--- Stated problem ---
The listing beneath should be written out in full, exactly as shown.
START
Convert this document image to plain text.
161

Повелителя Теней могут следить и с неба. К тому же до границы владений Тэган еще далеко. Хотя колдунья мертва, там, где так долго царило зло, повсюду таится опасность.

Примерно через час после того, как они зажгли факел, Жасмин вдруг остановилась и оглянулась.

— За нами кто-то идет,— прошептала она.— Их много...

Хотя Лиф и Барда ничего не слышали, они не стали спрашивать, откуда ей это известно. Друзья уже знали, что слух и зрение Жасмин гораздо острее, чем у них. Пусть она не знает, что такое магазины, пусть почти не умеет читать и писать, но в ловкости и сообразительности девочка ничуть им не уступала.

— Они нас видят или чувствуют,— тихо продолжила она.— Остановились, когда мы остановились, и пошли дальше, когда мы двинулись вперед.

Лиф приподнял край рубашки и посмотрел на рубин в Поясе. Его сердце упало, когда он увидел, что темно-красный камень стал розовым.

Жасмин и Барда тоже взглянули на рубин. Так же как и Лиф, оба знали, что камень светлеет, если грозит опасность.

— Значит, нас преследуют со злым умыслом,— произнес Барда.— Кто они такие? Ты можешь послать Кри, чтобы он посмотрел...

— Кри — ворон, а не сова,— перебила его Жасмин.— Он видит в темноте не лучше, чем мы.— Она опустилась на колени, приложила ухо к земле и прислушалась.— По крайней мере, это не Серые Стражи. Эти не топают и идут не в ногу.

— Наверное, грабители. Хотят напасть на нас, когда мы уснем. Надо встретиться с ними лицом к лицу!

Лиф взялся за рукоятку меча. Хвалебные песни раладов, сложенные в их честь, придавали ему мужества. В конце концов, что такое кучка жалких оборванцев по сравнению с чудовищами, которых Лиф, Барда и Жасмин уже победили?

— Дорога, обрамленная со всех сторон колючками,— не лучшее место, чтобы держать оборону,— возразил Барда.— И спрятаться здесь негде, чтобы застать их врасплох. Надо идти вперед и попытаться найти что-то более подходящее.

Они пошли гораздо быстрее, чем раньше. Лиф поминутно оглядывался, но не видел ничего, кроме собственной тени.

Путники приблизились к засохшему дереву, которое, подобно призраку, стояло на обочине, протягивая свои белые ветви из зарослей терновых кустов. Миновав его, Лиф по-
END
--- Full output ---
Convert this document image to plain text.
161

Повелителя Теней могут следить и с неба. К тому же до границы владений Тэган еще далеко. Хотя колдунья мертва, там, где так долго царило зло, повсюду таится опасность.

Примерно через час после того, как они зажгли факел, Жасмин вдруг остановилась и оглянулась.

— За нами кто-то идет,— прошептала она.— Их много...

Хотя Лиф и Барда ничего не слышали, они не стали спрашивать, откуда ей это известно. Друзья уже знали, что слух и зрение Жасмин гораздо острее, чем у них. Пусть она не знает, что такое магазины, пусть почти не умеет читать и писать, но в ловкости и сообразительности девочка ничуть им не уступала.

— Они нас видят или чувствуют,— тихо продолжила она.— Остановились, когда мы остановились, и пошли дальше, когда мы двинулись вперед.

Лиф приподнял край рубашки и посмотрел на рубин в Поясе. Его сердце упало, когда он увидел, что темно-красный камень стал розовым.

Жасмин и Барда тоже взглянули на рубин. Так же как и Лиф, оба знали, что камень светлеет, если грозит опасность.

— Значит, нас преследуют со злым умыслом,— произнес Барда.— Кто они такие? Ты можешь послать Кри, чтобы он посмотрел...

— Кри — ворон, а не сова,— перебила его Жасмин.— Он видит в темноте не лучше, чем мы.— Она опустилась на колени, приложила ухо к земле и прислушалась.— По крайней мере, это не Серые Стражи. Эти не топают и идут не в ногу.

— Наверное, грабители. Хотят напасть на нас, когда мы уснем. Надо встретиться с ними лицом к лицу!

Лиф взялся за рукоятку меча. Хвалебные песни раладов, сложенные в их честь, придавали ему мужества. В конце концов, что такое кучка жалких оборванцев по сравнению с чудовищами, которых Лиф, Барда и Жасмин уже победили?

— Дорога, обрамленная со всех сторон колючками,— не лучшее место, чтобы держать оборону,— возразил Барда.— И спрятаться здесь негде, чтобы застать их врасплох. Надо идти вперед и попытаться найти что-то более подходящее.

Они пошли гораздо быстрее, чем раньше. Лиф поминутно оглядывался, но не видел ничего, кроме собственной тени.

Путники приблизились к засохшему дереву, которое, подобно призраку, стояло на обочине, протягивая свои белые ветви из зарослей терновых кустов. Миновав его, Лиф по-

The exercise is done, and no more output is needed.